#### Exercise data:

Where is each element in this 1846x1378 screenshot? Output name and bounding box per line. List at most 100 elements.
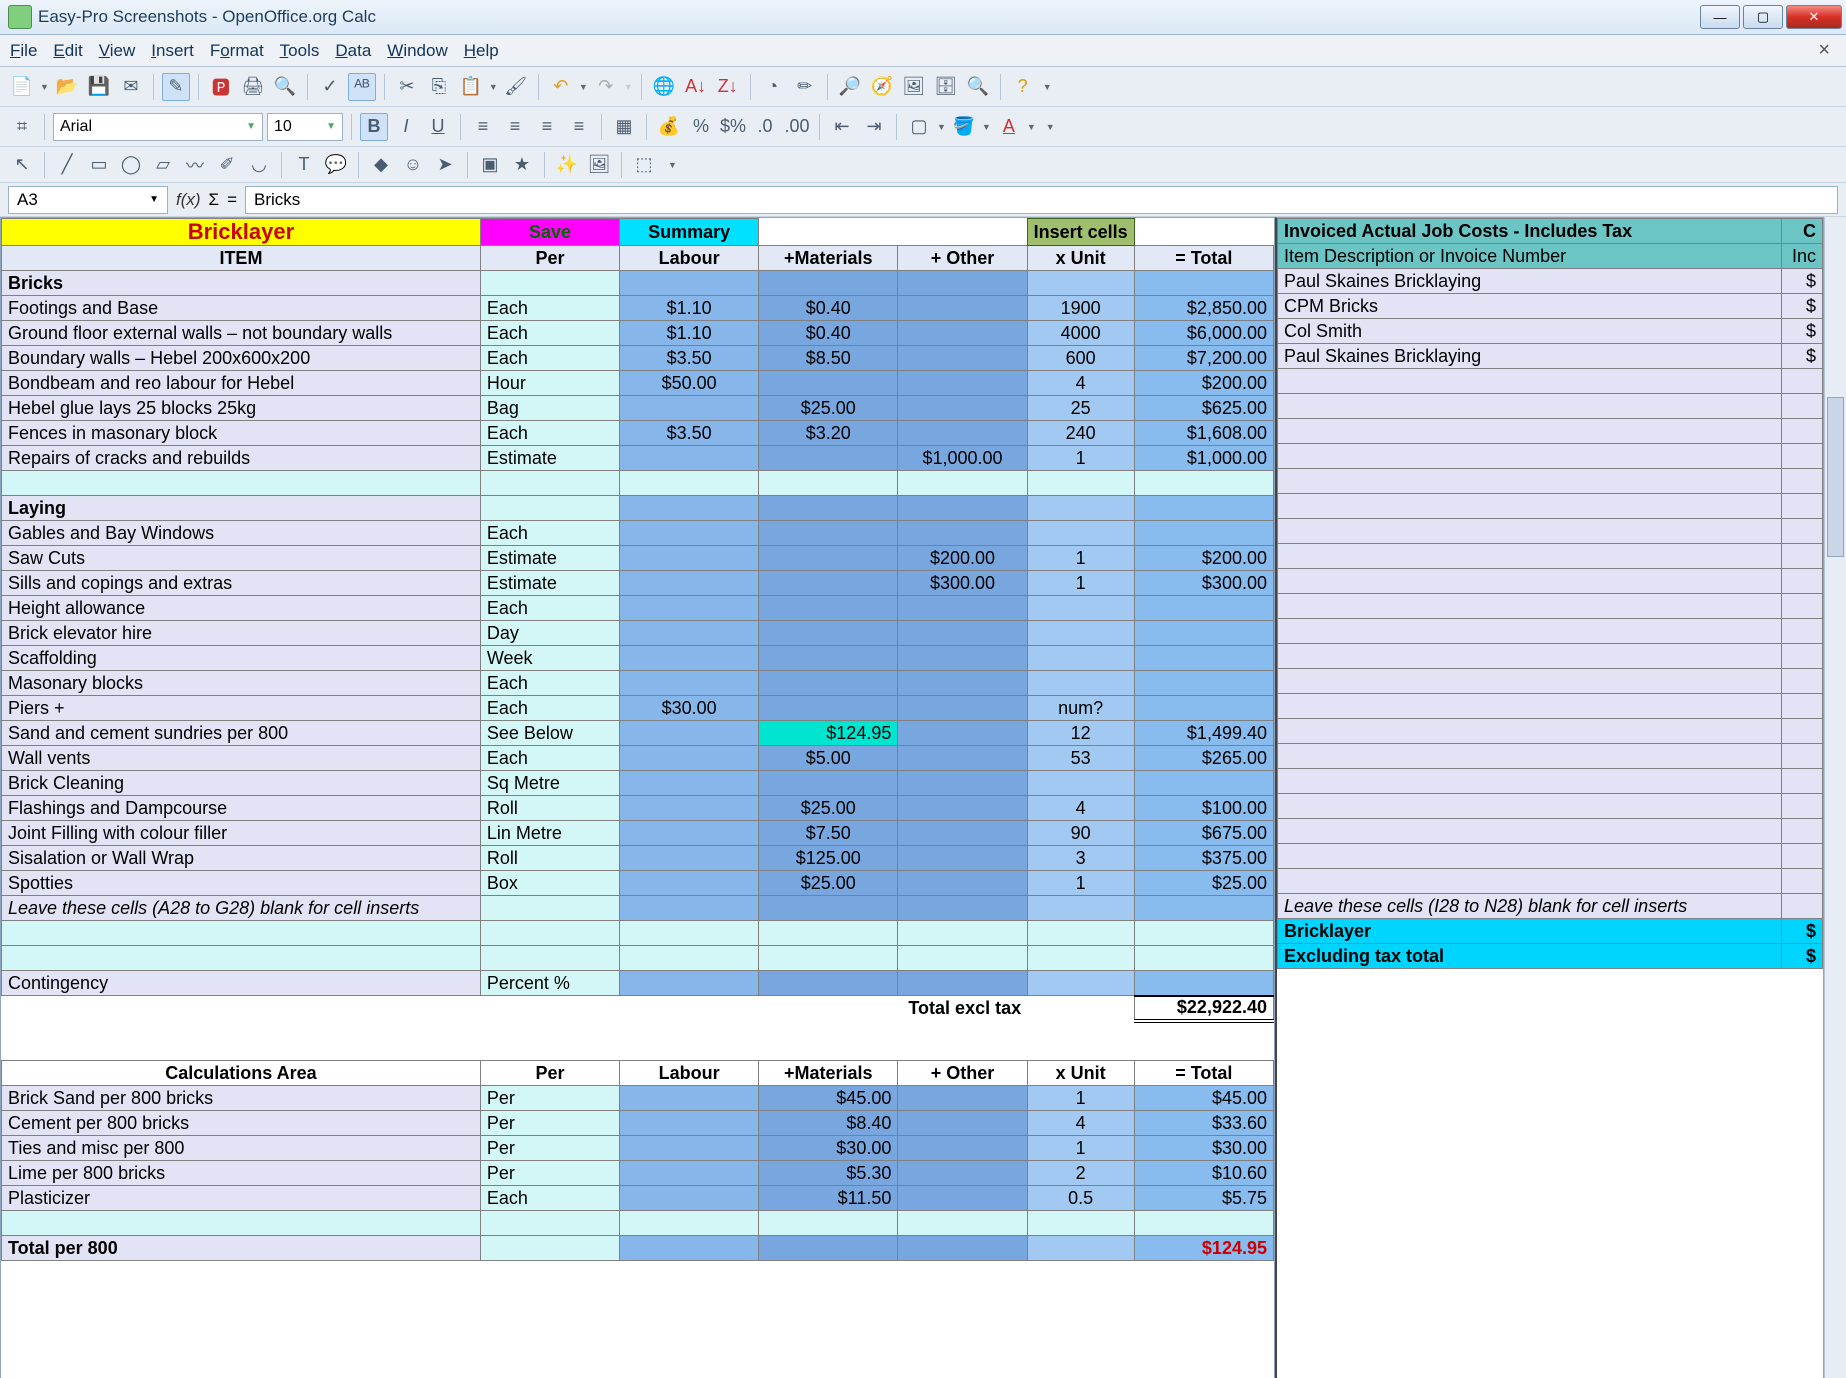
invoice-row[interactable] — [1278, 719, 1782, 744]
table-row-item[interactable]: Scaffolding — [2, 646, 481, 671]
align-center-icon[interactable]: ≡ — [501, 113, 529, 141]
invoice-row[interactable] — [1278, 644, 1782, 669]
save-icon[interactable]: 💾 — [85, 73, 113, 101]
table-row-item[interactable]: Bondbeam and reo labour for Hebel — [2, 371, 481, 396]
show-draw-icon[interactable]: ✏ — [791, 73, 819, 101]
copy-icon[interactable]: ⎘ — [425, 73, 453, 101]
fontcolor-icon[interactable]: A — [995, 113, 1023, 141]
summary-button[interactable]: Summary — [620, 219, 759, 246]
redo-icon[interactable]: ↷ — [592, 73, 620, 101]
equals-icon[interactable]: = — [227, 190, 237, 210]
menu-view[interactable]: View — [99, 41, 136, 61]
rect-icon[interactable]: ▭ — [85, 151, 113, 179]
table-row-item[interactable]: Joint Filling with colour filler — [2, 821, 481, 846]
edit-file-icon[interactable]: ✎ — [162, 73, 190, 101]
sort-desc-icon[interactable]: Z↓ — [714, 73, 742, 101]
invoice-row[interactable] — [1278, 494, 1782, 519]
spreadsheet-left[interactable]: Bricklayer Save Summary Insert cells ITE… — [0, 217, 1275, 1378]
save-button[interactable]: Save — [480, 219, 619, 246]
table-row-item[interactable]: Piers + — [2, 696, 481, 721]
select-icon[interactable]: ↖ — [8, 151, 36, 179]
invoice-row[interactable] — [1278, 544, 1782, 569]
polygon-icon[interactable]: ▱ — [149, 151, 177, 179]
open-icon[interactable]: 📂 — [53, 73, 81, 101]
table-row-item[interactable]: Sand and cement sundries per 800 — [2, 721, 481, 746]
curve-icon[interactable]: 〰 — [181, 151, 209, 179]
preview-icon[interactable]: 🔍 — [271, 73, 299, 101]
align-left-icon[interactable]: ≡ — [469, 113, 497, 141]
freeform-icon[interactable]: ✐ — [213, 151, 241, 179]
bgcolor-icon[interactable]: 🪣 — [950, 113, 978, 141]
styles-icon[interactable]: ⌗ — [8, 113, 36, 141]
from-file-icon[interactable]: 🖼 — [585, 151, 613, 179]
invoice-row[interactable] — [1278, 444, 1782, 469]
vertical-scrollbar[interactable] — [1824, 217, 1846, 1378]
close-button[interactable]: ✕ — [1786, 5, 1842, 29]
spellcheck-icon[interactable]: ✓ — [316, 73, 344, 101]
invoice-row[interactable] — [1278, 619, 1782, 644]
invoice-row[interactable] — [1278, 419, 1782, 444]
undo-icon[interactable]: ↶ — [547, 73, 575, 101]
arc-icon[interactable]: ◡ — [245, 151, 273, 179]
table-row-item[interactable]: Brick elevator hire — [2, 621, 481, 646]
basic-shapes-icon[interactable]: ◆ — [367, 151, 395, 179]
underline-button[interactable]: U — [424, 113, 452, 141]
table-row-item[interactable]: Hebel glue lays 25 blocks 25kg — [2, 396, 481, 421]
ellipse-icon[interactable]: ◯ — [117, 151, 145, 179]
invoice-row[interactable] — [1278, 469, 1782, 494]
invoice-row[interactable]: Col Smith — [1278, 319, 1782, 344]
datasources-icon[interactable]: 🗄 — [932, 73, 960, 101]
menu-insert[interactable]: Insert — [151, 41, 194, 61]
menu-data[interactable]: Data — [335, 41, 371, 61]
table-row-item[interactable]: Gables and Bay Windows — [2, 521, 481, 546]
invoice-row[interactable] — [1278, 569, 1782, 594]
increase-indent-icon[interactable]: ⇥ — [860, 113, 888, 141]
line-icon[interactable]: ╱ — [53, 151, 81, 179]
invoice-row[interactable]: Paul Skaines Bricklaying — [1278, 269, 1782, 294]
autospell-icon[interactable]: ᴬᴮ — [348, 73, 376, 101]
menu-tools[interactable]: Tools — [280, 41, 320, 61]
email-icon[interactable]: ✉ — [117, 73, 145, 101]
pdf-icon[interactable]: 🅿 — [207, 73, 235, 101]
invoice-row[interactable] — [1278, 819, 1782, 844]
table-row-item[interactable]: Height allowance — [2, 596, 481, 621]
table-row-item[interactable]: Wall vents — [2, 746, 481, 771]
insert-cells-button[interactable]: Insert cells — [1027, 219, 1134, 246]
extrusion-icon[interactable]: ⬚ — [630, 151, 658, 179]
sum-icon[interactable]: Σ — [209, 190, 220, 210]
menu-file[interactable]: File — [10, 41, 37, 61]
table-row-item[interactable]: Sills and copings and extras — [2, 571, 481, 596]
font-name-combo[interactable]: Arial▼ — [53, 113, 263, 141]
borders-icon[interactable]: ▢ — [905, 113, 933, 141]
table-row-item[interactable]: Repairs of cracks and rebuilds — [2, 446, 481, 471]
format-paint-icon[interactable]: 🖌 — [502, 73, 530, 101]
table-row-item[interactable]: Contingency — [2, 971, 481, 996]
menu-help[interactable]: Help — [464, 41, 499, 61]
table-row-item[interactable]: Boundary walls – Hebel 200x600x200 — [2, 346, 481, 371]
navigator-icon[interactable]: 🧭 — [868, 73, 896, 101]
table-row-item[interactable]: Spotties — [2, 871, 481, 896]
maximize-button[interactable]: ▢ — [1743, 5, 1783, 29]
table-row-item[interactable]: Fences in masonary block — [2, 421, 481, 446]
menu-format[interactable]: Format — [210, 41, 264, 61]
invoice-row[interactable] — [1278, 794, 1782, 819]
invoice-row[interactable] — [1278, 669, 1782, 694]
percent-icon[interactable]: % — [687, 113, 715, 141]
invoice-row[interactable]: CPM Bricks — [1278, 294, 1782, 319]
invoice-row[interactable] — [1278, 594, 1782, 619]
text-icon[interactable]: T — [290, 151, 318, 179]
invoice-row[interactable] — [1278, 744, 1782, 769]
hyperlink-icon[interactable]: 🌐 — [650, 73, 678, 101]
table-row-item[interactable]: Sisalation or Wall Wrap — [2, 846, 481, 871]
spreadsheet-right[interactable]: Invoiced Actual Job Costs - Includes Tax… — [1275, 217, 1824, 1378]
table-row-item[interactable]: Bricks — [2, 271, 481, 296]
currency-icon[interactable]: 💰 — [655, 113, 683, 141]
invoice-row[interactable] — [1278, 694, 1782, 719]
find-icon[interactable]: 🔎 — [836, 73, 864, 101]
bold-button[interactable]: B — [360, 113, 388, 141]
symbol-shapes-icon[interactable]: ☺ — [399, 151, 427, 179]
invoice-row[interactable] — [1278, 519, 1782, 544]
invoice-row[interactable] — [1278, 394, 1782, 419]
block-arrows-icon[interactable]: ➤ — [431, 151, 459, 179]
remove-decimal-icon[interactable]: .00 — [783, 113, 811, 141]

#### Activity:
Leave out the pictures and retype the rest of the entries exactly.

#### Exercise result:
Where is each element in this 1846x1378 screenshot? Output name and bounding box per line. List at most 100 elements.
invoice-row[interactable] — [1278, 719, 1782, 744]
table-row-item[interactable]: Scaffolding — [2, 646, 481, 671]
align-center-icon[interactable]: ≡ — [501, 113, 529, 141]
invoice-row[interactable] — [1278, 644, 1782, 669]
save-icon[interactable]: 💾 — [85, 73, 113, 101]
table-row-item[interactable]: Bondbeam and reo labour for Hebel — [2, 371, 481, 396]
show-draw-icon[interactable]: ✏ — [791, 73, 819, 101]
copy-icon[interactable]: ⎘ — [425, 73, 453, 101]
fontcolor-icon[interactable]: A — [995, 113, 1023, 141]
summary-button[interactable]: Summary — [620, 219, 759, 246]
redo-icon[interactable]: ↷ — [592, 73, 620, 101]
equals-icon[interactable]: = — [227, 190, 237, 210]
menu-view[interactable]: View — [99, 41, 136, 61]
rect-icon[interactable]: ▭ — [85, 151, 113, 179]
table-row-item[interactable]: Joint Filling with colour filler — [2, 821, 481, 846]
edit-file-icon[interactable]: ✎ — [162, 73, 190, 101]
sort-desc-icon[interactable]: Z↓ — [714, 73, 742, 101]
invoice-row[interactable] — [1278, 494, 1782, 519]
spreadsheet-left[interactable]: Bricklayer Save Summary Insert cells ITE… — [0, 217, 1275, 1378]
save-button[interactable]: Save — [480, 219, 619, 246]
table-row-item[interactable]: Piers + — [2, 696, 481, 721]
select-icon[interactable]: ↖ — [8, 151, 36, 179]
invoice-row[interactable] — [1278, 544, 1782, 569]
polygon-icon[interactable]: ▱ — [149, 151, 177, 179]
open-icon[interactable]: 📂 — [53, 73, 81, 101]
table-row-item[interactable]: Sand and cement sundries per 800 — [2, 721, 481, 746]
curve-icon[interactable]: 〰 — [181, 151, 209, 179]
preview-icon[interactable]: 🔍 — [271, 73, 299, 101]
align-left-icon[interactable]: ≡ — [469, 113, 497, 141]
freeform-icon[interactable]: ✐ — [213, 151, 241, 179]
bgcolor-icon[interactable]: 🪣 — [950, 113, 978, 141]
styles-icon[interactable]: ⌗ — [8, 113, 36, 141]
from-file-icon[interactable]: 🖼 — [585, 151, 613, 179]
invoice-row[interactable] — [1278, 444, 1782, 469]
vertical-scrollbar[interactable] — [1824, 217, 1846, 1378]
close-button[interactable]: ✕ — [1786, 5, 1842, 29]
spellcheck-icon[interactable]: ✓ — [316, 73, 344, 101]
invoice-row[interactable] — [1278, 619, 1782, 644]
invoice-row[interactable] — [1278, 419, 1782, 444]
undo-icon[interactable]: ↶ — [547, 73, 575, 101]
arc-icon[interactable]: ◡ — [245, 151, 273, 179]
table-row-item[interactable]: Brick elevator hire — [2, 621, 481, 646]
basic-shapes-icon[interactable]: ◆ — [367, 151, 395, 179]
underline-button[interactable]: U — [424, 113, 452, 141]
table-row-item[interactable]: Hebel glue lays 25 blocks 25kg — [2, 396, 481, 421]
ellipse-icon[interactable]: ◯ — [117, 151, 145, 179]
invoice-row[interactable] — [1278, 469, 1782, 494]
invoice-row[interactable]: Col Smith — [1278, 319, 1782, 344]
datasources-icon[interactable]: 🗄 — [932, 73, 960, 101]
menu-insert[interactable]: Insert — [151, 41, 194, 61]
menu-data[interactable]: Data — [335, 41, 371, 61]
table-row-item[interactable]: Gables and Bay Windows — [2, 521, 481, 546]
invoice-row[interactable] — [1278, 569, 1782, 594]
increase-indent-icon[interactable]: ⇥ — [860, 113, 888, 141]
line-icon[interactable]: ╱ — [53, 151, 81, 179]
invoice-row[interactable]: Paul Skaines Bricklaying — [1278, 269, 1782, 294]
autospell-icon[interactable]: ᴬᴮ — [348, 73, 376, 101]
menu-tools[interactable]: Tools — [280, 41, 320, 61]
email-icon[interactable]: ✉ — [117, 73, 145, 101]
pdf-icon[interactable]: 🅿 — [207, 73, 235, 101]
invoice-row[interactable] — [1278, 819, 1782, 844]
table-row-item[interactable]: Height allowance — [2, 596, 481, 621]
table-row-item[interactable]: Wall vents — [2, 746, 481, 771]
insert-cells-button[interactable]: Insert cells — [1027, 219, 1134, 246]
extrusion-icon[interactable]: ⬚ — [630, 151, 658, 179]
sum-icon[interactable]: Σ — [209, 190, 220, 210]
menu-file[interactable]: File — [10, 41, 37, 61]
table-row-item[interactable]: Sills and copings and extras — [2, 571, 481, 596]
font-name-combo[interactable]: Arial▼ — [53, 113, 263, 141]
borders-icon[interactable]: ▢ — [905, 113, 933, 141]
table-row-item[interactable]: Repairs of cracks and rebuilds — [2, 446, 481, 471]
format-paint-icon[interactable]: 🖌 — [502, 73, 530, 101]
table-row-item[interactable]: Contingency — [2, 971, 481, 996]
menu-help[interactable]: Help — [464, 41, 499, 61]
table-row-item[interactable]: Boundary walls – Hebel 200x600x200 — [2, 346, 481, 371]
navigator-icon[interactable]: 🧭 — [868, 73, 896, 101]
table-row-item[interactable]: Spotties — [2, 871, 481, 896]
maximize-button[interactable]: ▢ — [1743, 5, 1783, 29]
table-row-item[interactable]: Fences in masonary block — [2, 421, 481, 446]
menu-format[interactable]: Format — [210, 41, 264, 61]
invoice-row[interactable] — [1278, 794, 1782, 819]
invoice-row[interactable] — [1278, 669, 1782, 694]
percent-icon[interactable]: % — [687, 113, 715, 141]
invoice-row[interactable]: CPM Bricks — [1278, 294, 1782, 319]
invoice-row[interactable] — [1278, 594, 1782, 619]
text-icon[interactable]: T — [290, 151, 318, 179]
invoice-row[interactable] — [1278, 744, 1782, 769]
hyperlink-icon[interactable]: 🌐 — [650, 73, 678, 101]
table-row-item[interactable]: Sisalation or Wall Wrap — [2, 846, 481, 871]
spreadsheet-right[interactable]: Invoiced Actual Job Costs - Includes Tax… — [1275, 217, 1824, 1378]
table-row-item[interactable]: Bricks — [2, 271, 481, 296]
currency-icon[interactable]: 💰 — [655, 113, 683, 141]
invoice-row[interactable] — [1278, 694, 1782, 719]
find-icon[interactable]: 🔎 — [836, 73, 864, 101]
bold-button[interactable]: B — [360, 113, 388, 141]
symbol-shapes-icon[interactable]: ☺ — [399, 151, 427, 179]
invoice-row[interactable] — [1278, 519, 1782, 544]
invoice-row[interactable] — [1278, 394, 1782, 419]
block-arrows-icon[interactable]: ➤ — [431, 151, 459, 179]
remove-decimal-icon[interactable]: .00 — [783, 113, 811, 141]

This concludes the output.